_Task requirements_
Rewrite the lines from the start of the records through the line containing "328, 487, 388]" as a numbered list, leaving out any blank lines.

__________________________________________________

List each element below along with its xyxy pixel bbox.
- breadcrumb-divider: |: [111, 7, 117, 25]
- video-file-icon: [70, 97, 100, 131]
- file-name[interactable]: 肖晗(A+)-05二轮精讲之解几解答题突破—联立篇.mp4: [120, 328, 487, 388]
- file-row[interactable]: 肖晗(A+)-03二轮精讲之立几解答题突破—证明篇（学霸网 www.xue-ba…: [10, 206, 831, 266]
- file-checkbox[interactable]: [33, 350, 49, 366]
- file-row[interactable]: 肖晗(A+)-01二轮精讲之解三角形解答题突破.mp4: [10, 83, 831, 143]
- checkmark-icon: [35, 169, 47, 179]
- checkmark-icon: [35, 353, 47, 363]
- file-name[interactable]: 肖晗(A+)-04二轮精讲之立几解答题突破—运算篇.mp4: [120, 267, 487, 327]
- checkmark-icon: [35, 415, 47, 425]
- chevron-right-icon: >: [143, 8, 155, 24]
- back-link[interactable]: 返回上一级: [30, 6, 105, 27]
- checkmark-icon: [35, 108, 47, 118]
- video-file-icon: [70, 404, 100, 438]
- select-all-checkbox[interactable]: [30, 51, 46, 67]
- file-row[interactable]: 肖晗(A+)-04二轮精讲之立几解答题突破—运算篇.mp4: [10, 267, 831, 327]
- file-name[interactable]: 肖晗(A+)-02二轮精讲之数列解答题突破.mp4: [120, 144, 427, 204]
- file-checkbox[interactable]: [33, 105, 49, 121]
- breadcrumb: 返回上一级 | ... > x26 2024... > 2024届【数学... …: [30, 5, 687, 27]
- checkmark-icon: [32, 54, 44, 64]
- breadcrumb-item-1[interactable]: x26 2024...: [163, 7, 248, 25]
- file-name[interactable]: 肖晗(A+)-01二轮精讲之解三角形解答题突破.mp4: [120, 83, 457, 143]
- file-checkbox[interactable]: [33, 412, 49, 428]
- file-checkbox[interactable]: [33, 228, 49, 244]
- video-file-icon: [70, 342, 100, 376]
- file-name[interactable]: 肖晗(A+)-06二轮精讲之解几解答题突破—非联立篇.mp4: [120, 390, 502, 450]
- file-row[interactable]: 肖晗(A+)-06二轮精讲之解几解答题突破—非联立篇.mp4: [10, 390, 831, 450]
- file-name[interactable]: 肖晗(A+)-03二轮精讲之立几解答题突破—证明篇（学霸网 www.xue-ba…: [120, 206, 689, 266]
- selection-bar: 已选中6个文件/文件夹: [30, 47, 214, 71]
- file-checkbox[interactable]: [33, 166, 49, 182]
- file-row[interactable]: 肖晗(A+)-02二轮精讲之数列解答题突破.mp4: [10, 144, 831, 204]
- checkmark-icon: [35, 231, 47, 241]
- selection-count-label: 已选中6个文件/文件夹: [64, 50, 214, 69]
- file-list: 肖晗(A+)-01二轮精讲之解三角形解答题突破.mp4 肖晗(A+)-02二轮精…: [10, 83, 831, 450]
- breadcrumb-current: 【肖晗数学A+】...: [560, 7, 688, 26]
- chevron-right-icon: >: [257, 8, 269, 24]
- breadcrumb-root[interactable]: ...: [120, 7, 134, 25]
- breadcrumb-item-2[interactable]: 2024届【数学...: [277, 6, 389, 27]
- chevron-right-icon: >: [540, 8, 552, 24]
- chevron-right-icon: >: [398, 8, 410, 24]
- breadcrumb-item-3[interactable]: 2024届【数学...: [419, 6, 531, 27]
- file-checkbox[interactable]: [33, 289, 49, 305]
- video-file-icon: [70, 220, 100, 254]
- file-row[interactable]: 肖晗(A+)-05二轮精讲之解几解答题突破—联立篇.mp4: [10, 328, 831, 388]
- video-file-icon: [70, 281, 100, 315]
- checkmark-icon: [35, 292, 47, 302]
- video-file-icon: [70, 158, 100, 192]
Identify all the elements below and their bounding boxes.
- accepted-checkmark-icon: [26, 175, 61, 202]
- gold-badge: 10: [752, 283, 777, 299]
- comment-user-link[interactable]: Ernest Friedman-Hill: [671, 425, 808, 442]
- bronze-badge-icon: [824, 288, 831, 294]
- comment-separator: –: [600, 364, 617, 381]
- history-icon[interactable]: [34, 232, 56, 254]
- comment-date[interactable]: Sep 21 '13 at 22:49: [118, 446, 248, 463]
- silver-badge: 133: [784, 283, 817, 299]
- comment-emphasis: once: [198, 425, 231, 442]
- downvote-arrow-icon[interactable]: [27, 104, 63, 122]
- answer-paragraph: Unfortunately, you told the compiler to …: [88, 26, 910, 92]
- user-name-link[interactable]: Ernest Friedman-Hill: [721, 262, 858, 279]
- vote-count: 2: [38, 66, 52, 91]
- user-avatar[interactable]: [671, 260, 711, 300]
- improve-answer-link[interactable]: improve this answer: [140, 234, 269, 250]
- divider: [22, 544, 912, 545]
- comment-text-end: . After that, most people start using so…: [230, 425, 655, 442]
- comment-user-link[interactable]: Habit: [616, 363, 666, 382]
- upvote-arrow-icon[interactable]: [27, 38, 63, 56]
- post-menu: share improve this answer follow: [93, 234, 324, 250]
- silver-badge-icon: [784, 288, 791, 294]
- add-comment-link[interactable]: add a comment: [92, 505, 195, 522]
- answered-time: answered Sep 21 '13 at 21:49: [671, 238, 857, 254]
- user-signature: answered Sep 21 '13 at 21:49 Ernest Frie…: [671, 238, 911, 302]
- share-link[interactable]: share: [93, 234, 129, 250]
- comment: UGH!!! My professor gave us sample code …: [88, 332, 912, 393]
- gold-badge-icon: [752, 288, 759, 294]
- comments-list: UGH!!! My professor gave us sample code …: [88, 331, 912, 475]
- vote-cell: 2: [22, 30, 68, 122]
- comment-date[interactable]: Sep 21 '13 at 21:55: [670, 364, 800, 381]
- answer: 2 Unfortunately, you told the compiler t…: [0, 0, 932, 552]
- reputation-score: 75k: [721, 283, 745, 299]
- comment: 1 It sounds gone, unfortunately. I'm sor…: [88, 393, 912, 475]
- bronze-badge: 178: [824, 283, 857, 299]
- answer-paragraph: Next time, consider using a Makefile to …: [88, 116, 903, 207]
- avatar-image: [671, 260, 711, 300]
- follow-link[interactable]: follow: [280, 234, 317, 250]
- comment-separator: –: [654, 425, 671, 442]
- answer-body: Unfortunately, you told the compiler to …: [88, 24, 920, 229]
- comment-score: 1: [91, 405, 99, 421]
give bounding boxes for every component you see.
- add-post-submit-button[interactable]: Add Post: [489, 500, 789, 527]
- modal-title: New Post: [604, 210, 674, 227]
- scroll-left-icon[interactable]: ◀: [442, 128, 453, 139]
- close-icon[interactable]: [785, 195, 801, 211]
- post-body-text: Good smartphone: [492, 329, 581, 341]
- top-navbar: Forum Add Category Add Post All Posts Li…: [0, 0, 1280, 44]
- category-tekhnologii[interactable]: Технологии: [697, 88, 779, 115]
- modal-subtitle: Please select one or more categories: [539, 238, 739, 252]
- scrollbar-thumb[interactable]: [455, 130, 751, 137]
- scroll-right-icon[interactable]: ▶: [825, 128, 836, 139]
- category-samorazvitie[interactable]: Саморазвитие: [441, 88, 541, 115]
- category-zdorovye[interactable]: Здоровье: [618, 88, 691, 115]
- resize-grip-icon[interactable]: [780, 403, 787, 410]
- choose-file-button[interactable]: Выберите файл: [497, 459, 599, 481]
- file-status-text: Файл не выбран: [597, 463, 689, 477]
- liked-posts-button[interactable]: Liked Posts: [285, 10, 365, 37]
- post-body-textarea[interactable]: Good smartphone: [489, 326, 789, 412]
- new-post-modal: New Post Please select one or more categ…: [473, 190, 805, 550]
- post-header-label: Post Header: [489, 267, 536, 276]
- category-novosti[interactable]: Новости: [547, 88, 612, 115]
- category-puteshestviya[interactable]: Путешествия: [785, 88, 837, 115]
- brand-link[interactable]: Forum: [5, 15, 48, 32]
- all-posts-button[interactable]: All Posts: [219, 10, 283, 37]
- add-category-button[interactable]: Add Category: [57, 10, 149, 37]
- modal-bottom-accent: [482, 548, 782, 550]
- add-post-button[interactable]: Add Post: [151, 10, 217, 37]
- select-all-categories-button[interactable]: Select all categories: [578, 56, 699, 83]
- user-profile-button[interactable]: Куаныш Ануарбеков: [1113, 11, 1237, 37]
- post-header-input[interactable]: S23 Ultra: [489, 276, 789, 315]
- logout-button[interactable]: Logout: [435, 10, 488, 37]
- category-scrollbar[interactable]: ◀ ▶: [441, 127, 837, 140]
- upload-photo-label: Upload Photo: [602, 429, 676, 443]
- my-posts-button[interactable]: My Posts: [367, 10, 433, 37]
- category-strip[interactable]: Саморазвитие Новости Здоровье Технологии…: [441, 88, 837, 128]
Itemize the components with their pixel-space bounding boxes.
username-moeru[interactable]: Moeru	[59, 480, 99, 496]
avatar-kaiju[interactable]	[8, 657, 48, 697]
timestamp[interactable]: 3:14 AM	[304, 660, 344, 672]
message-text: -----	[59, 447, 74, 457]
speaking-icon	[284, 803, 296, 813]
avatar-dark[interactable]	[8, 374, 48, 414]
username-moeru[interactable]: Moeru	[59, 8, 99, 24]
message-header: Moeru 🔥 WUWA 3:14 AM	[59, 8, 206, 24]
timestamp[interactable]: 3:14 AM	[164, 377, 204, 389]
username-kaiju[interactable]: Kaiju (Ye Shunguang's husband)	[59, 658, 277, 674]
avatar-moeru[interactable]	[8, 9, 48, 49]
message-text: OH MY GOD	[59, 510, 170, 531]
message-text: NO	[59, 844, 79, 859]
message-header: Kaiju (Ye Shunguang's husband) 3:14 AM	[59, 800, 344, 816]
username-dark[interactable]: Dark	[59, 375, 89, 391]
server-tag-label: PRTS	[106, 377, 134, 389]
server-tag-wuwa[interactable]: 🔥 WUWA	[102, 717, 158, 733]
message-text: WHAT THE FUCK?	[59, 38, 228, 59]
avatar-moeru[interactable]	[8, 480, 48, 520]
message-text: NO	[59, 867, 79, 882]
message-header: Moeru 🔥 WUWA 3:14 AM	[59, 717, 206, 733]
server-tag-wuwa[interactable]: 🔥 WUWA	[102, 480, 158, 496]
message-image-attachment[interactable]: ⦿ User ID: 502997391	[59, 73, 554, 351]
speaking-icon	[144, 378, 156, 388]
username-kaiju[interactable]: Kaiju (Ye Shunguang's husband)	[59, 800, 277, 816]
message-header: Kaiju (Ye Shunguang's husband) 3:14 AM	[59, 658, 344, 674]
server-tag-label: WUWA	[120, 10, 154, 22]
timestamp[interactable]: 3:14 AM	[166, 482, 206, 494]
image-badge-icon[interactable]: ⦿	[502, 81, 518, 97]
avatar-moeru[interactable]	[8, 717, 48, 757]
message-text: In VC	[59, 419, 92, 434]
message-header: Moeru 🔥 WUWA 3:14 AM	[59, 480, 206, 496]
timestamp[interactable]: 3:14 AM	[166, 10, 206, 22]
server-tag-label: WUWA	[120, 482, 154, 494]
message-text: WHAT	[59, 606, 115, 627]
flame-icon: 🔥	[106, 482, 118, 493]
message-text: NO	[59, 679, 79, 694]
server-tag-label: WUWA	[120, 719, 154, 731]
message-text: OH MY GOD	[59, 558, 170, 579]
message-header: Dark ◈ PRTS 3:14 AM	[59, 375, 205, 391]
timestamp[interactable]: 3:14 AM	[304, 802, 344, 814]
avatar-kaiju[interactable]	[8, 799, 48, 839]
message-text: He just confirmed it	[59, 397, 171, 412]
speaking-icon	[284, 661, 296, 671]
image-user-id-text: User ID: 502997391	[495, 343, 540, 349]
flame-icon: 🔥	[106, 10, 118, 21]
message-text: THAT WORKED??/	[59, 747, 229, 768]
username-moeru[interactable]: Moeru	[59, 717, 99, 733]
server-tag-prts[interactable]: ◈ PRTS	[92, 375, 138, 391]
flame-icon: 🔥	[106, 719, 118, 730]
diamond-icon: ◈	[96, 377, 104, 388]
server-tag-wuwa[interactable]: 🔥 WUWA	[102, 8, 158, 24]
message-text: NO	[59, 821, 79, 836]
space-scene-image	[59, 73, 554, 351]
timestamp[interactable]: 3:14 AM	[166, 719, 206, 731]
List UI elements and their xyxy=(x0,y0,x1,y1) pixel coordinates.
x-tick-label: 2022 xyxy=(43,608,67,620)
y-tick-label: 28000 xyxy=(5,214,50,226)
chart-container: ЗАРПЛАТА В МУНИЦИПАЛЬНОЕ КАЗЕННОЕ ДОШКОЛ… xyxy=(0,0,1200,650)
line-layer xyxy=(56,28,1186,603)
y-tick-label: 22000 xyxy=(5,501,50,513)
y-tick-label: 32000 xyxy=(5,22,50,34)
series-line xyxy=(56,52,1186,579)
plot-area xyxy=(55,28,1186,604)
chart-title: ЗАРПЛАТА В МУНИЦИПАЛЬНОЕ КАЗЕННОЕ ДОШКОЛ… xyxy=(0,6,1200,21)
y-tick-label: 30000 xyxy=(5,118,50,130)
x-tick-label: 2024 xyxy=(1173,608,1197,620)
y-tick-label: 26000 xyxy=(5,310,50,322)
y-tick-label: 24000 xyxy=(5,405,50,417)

__________________________________________________

_Full output_
1. List each element below along with its xyxy pixel bbox.
2. - breadcrumb-divider: |: [111, 7, 117, 25]
3. - video-file-icon: [70, 97, 100, 131]
4. - file-name[interactable]: 肖晗(A+)-05二轮精讲之解几解答题突破—联立篇.mp4: [120, 328, 487, 388]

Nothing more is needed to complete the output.